**Exercise objective**
Would you write out the entries below, every one of them, exactly?

**Provided entries**
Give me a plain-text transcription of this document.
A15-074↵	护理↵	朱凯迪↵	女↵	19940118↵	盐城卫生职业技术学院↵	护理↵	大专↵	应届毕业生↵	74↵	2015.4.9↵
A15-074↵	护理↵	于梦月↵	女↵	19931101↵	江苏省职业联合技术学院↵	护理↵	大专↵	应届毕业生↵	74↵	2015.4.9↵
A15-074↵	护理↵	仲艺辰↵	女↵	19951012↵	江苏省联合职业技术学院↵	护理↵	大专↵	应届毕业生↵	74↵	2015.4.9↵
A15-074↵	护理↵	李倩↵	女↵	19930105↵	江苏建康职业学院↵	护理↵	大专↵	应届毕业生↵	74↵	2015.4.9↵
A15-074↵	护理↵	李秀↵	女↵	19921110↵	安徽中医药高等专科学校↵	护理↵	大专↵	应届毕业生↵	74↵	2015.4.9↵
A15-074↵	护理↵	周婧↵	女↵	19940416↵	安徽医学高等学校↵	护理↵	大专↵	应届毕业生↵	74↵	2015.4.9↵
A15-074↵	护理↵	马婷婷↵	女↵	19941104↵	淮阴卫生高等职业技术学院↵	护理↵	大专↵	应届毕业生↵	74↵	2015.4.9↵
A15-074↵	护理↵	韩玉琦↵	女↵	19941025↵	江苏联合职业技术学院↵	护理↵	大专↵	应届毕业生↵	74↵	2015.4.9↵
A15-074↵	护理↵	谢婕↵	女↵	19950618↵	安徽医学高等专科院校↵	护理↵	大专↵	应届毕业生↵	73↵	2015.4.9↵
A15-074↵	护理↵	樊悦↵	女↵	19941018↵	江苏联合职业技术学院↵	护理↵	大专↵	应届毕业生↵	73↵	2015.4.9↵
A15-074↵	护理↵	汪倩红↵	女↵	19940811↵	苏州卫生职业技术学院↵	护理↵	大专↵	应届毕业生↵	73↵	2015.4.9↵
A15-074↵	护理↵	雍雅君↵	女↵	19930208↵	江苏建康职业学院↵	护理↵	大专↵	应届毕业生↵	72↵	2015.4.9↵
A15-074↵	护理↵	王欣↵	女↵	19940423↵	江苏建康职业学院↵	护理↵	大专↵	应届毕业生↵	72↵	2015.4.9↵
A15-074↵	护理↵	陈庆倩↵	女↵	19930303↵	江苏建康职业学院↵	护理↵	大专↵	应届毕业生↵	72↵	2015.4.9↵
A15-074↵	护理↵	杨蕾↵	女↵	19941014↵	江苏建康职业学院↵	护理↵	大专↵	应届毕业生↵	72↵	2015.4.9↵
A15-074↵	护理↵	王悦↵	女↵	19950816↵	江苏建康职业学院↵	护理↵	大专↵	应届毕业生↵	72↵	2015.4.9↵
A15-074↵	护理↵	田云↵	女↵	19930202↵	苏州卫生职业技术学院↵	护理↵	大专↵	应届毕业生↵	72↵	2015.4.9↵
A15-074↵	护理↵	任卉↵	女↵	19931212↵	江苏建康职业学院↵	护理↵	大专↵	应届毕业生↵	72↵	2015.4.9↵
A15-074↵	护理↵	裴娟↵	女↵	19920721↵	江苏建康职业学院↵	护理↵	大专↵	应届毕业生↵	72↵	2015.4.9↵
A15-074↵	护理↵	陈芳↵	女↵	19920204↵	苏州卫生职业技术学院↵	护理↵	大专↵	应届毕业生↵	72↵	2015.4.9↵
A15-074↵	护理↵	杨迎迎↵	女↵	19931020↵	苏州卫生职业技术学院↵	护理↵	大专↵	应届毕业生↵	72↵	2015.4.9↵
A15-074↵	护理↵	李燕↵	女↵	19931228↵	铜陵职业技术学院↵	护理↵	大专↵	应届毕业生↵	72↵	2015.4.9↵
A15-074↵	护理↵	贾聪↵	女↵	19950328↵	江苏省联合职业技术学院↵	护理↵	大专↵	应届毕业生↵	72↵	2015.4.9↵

**Result of the exercise**
Give me a plain-text transcription of this document.
A15-074↵	护理↵	朱凯迪↵	女↵	19940118↵	盐城卫生职业技术学院↵	护理↵	大专↵	应届毕业生↵	74↵	2015.4.9↵
A15-074↵	护理↵	于梦月↵	女↵	19931101↵	江苏省职业联合技术学院↵	护理↵	大专↵	应届毕业生↵	74↵	2015.4.9↵
A15-074↵	护理↵	仲艺辰↵	女↵	19951012↵	江苏省联合职业技术学院↵	护理↵	大专↵	应届毕业生↵	74↵	2015.4.9↵
A15-074↵	护理↵	李倩↵	女↵	19930105↵	江苏建康职业学院↵	护理↵	大专↵	应届毕业生↵	74↵	2015.4.9↵
A15-074↵	护理↵	李秀↵	女↵	19921110↵	安徽中医药高等专科学校↵	护理↵	大专↵	应届毕业生↵	74↵	2015.4.9↵
A15-074↵	护理↵	周婧↵	女↵	19940416↵	安徽医学高等学校↵	护理↵	大专↵	应届毕业生↵	74↵	2015.4.9↵
A15-074↵	护理↵	马婷婷↵	女↵	19941104↵	淮阴卫生高等职业技术学院↵	护理↵	大专↵	应届毕业生↵	74↵	2015.4.9↵
A15-074↵	护理↵	韩玉琦↵	女↵	19941025↵	江苏联合职业技术学院↵	护理↵	大专↵	应届毕业生↵	74↵	2015.4.9↵
A15-074↵	护理↵	谢婕↵	女↵	19950618↵	安徽医学高等专科院校↵	护理↵	大专↵	应届毕业生↵	73↵	2015.4.9↵
A15-074↵	护理↵	樊悦↵	女↵	19941018↵	江苏联合职业技术学院↵	护理↵	大专↵	应届毕业生↵	73↵	2015.4.9↵
A15-074↵	护理↵	汪倩红↵	女↵	19940811↵	苏州卫生职业技术学院↵	护理↵	大专↵	应届毕业生↵	73↵	2015.4.9↵
A15-074↵	护理↵	雍雅君↵	女↵	19930208↵	江苏建康职业学院↵	护理↵	大专↵	应届毕业生↵	72↵	2015.4.9↵
A15-074↵	护理↵	王欣↵	女↵	19940423↵	江苏建康职业学院↵	护理↵	大专↵	应届毕业生↵	72↵	2015.4.9↵
A15-074↵	护理↵	陈庆倩↵	女↵	19930303↵	江苏建康职业学院↵	护理↵	大专↵	应届毕业生↵	72↵	2015.4.9↵
A15-074↵	护理↵	杨蕾↵	女↵	19941014↵	江苏建康职业学院↵	护理↵	大专↵	应届毕业生↵	72↵	2015.4.9↵
A15-074↵	护理↵	王悦↵	女↵	19950816↵	江苏建康职业学院↵	护理↵	大专↵	应届毕业生↵	72↵	2015.4.9↵
A15-074↵	护理↵	田云↵	女↵	19930202↵	苏州卫生职业技术学院↵	护理↵	大专↵	应届毕业生↵	72↵	2015.4.9↵
A15-074↵	护理↵	任卉↵	女↵	19931212↵	江苏建康职业学院↵	护理↵	大专↵	应届毕业生↵	72↵	2015.4.9↵
A15-074↵	护理↵	裴娟↵	女↵	19920721↵	江苏建康职业学院↵	护理↵	大专↵	应届毕业生↵	72↵	2015.4.9↵
A15-074↵	护理↵	陈芳↵	女↵	19920204↵	苏州卫生职业技术学院↵	护理↵	大专↵	应届毕业生↵	72↵	2015.4.9↵
A15-074↵	护理↵	杨迎迎↵	女↵	19931020↵	苏州卫生职业技术学院↵	护理↵	大专↵	应届毕业生↵	72↵	2015.4.9↵
A15-074↵	护理↵	李燕↵	女↵	19931228↵	铜陵职业技术学院↵	护理↵	大专↵	应届毕业生↵	72↵	2015.4.9↵
A15-074↵	护理↵	贾聪↵	女↵	19950328↵	江苏省联合职业技术学院↵	护理↵	大专↵	应届毕业生↵	72↵	2015.4.9↵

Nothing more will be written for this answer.